— Start —

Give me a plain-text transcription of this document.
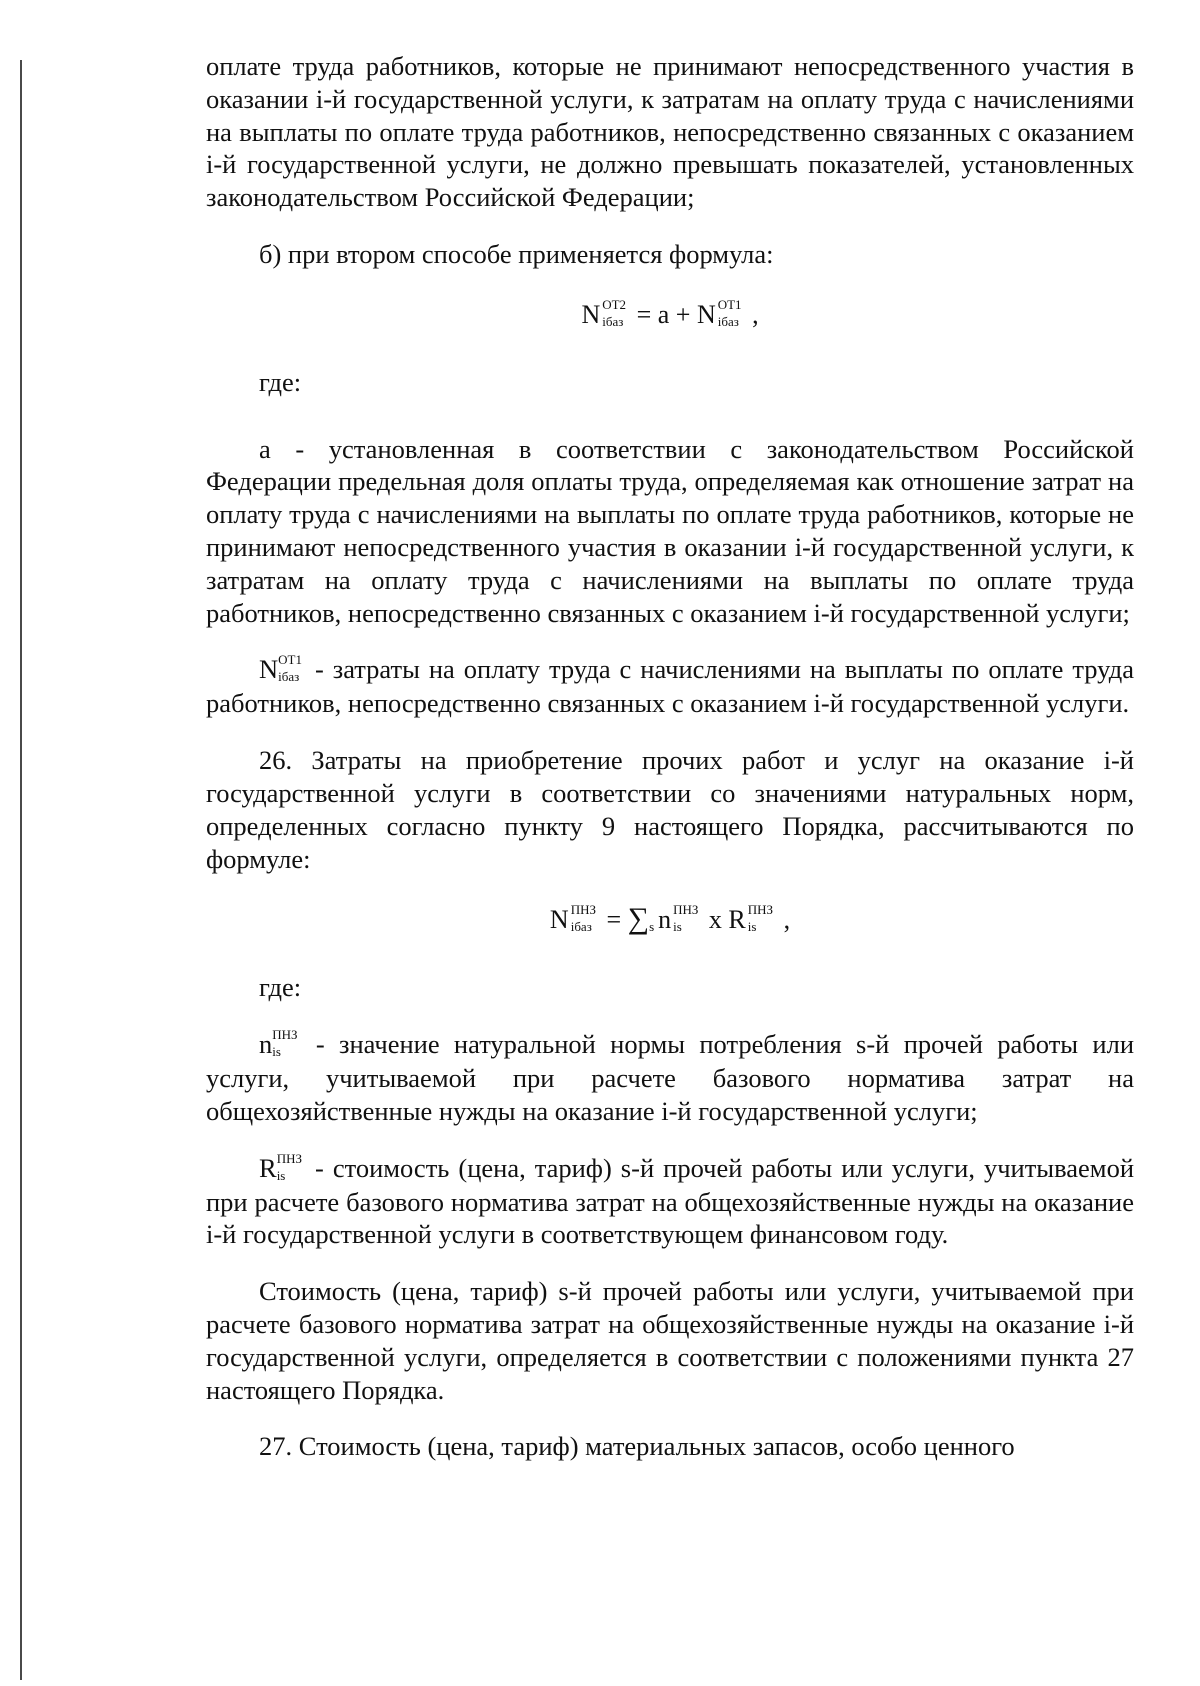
оплате труда работников, которые не принимают непосредственного участия в оказании i-й государственной услуги, к затратам на оплату труда с начислениями на выплаты по оплате труда работников, непосредственно связанных с оказанием i-й государственной услуги, не должно превышать показателей, установленных законодательством Российской Федерации;

б) при втором способе применяется формула:

N ОТ2
iбаз = a + N ОТ1
iбаз ,

где:

а - установленная в соответствии с законодательством Российской Федерации предельная доля оплаты труда, определяемая как отношение затрат на оплату труда с начислениями на выплаты по оплате труда работников, которые не принимают непосредственного участия в оказании i-й государственной услуги, к затратам на оплату труда с начислениями на выплаты по оплате труда работников, непосредственно связанных с оказанием i-й государственной услуги;

N ОТ1
iбаз - затраты на оплату труда с начислениями на выплаты по оплате труда работников, непосредственно связанных с оказанием i-й государственной услуги.

26. Затраты на приобретение прочих работ и услуг на оказание i-й государственной услуги в соответствии со значениями натуральных норм, определенных согласно пункту 9 настоящего Порядка, рассчитываются по формуле:

N ПНЗ
iбаз = ∑
s n ПНЗ
is x R ПНЗ
is ,

где:

n ПНЗ
is - значение натуральной нормы потребления s-й прочей работы или услуги, учитываемой при расчете базового норматива затрат на общехозяйственные нужды на оказание i-й государственной услуги;

R ПНЗ
is - стоимость (цена, тариф) s-й прочей работы или услуги, учитываемой при расчете базового норматива затрат на общехозяйственные нужды на оказание i-й государственной услуги в соответствующем финансовом году.

Стоимость (цена, тариф) s-й прочей работы или услуги, учитываемой при расчете базового норматива затрат на общехозяйственные нужды на оказание i-й государственной услуги, определяется в соответствии с положениями пункта 27 настоящего Порядка.

27. Стоимость (цена, тариф) материальных запасов, особо ценного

— End —

## Aim of the exercise
Set every line down exactly as written, leaving each picture out.

## Response to this exercise
Give me a plain-text transcription of this document.
оплате труда работников, которые не принимают непосредственного участия в оказании i-й государственной услуги, к затратам на оплату труда с начислениями на выплаты по оплате труда работников, непосредственно связанных с оказанием i-й государственной услуги, не должно превышать показателей, установленных законодательством Российской Федерации;

б) при втором способе применяется формула:

N ОТ2
iбаз = a + N ОТ1
iбаз ,

где:

а - установленная в соответствии с законодательством Российской Федерации предельная доля оплаты труда, определяемая как отношение затрат на оплату труда с начислениями на выплаты по оплате труда работников, которые не принимают непосредственного участия в оказании i-й государственной услуги, к затратам на оплату труда с начислениями на выплаты по оплате труда работников, непосредственно связанных с оказанием i-й государственной услуги;

N ОТ1
iбаз - затраты на оплату труда с начислениями на выплаты по оплате труда работников, непосредственно связанных с оказанием i-й государственной услуги.

26. Затраты на приобретение прочих работ и услуг на оказание i-й государственной услуги в соответствии со значениями натуральных норм, определенных согласно пункту 9 настоящего Порядка, рассчитываются по формуле:

N ПНЗ
iбаз = ∑
s n ПНЗ
is x R ПНЗ
is ,

где:

n ПНЗ
is - значение натуральной нормы потребления s-й прочей работы или услуги, учитываемой при расчете базового норматива затрат на общехозяйственные нужды на оказание i-й государственной услуги;

R ПНЗ
is - стоимость (цена, тариф) s-й прочей работы или услуги, учитываемой при расчете базового норматива затрат на общехозяйственные нужды на оказание i-й государственной услуги в соответствующем финансовом году.

Стоимость (цена, тариф) s-й прочей работы или услуги, учитываемой при расчете базового норматива затрат на общехозяйственные нужды на оказание i-й государственной услуги, определяется в соответствии с положениями пункта 27 настоящего Порядка.

27. Стоимость (цена, тариф) материальных запасов, особо ценного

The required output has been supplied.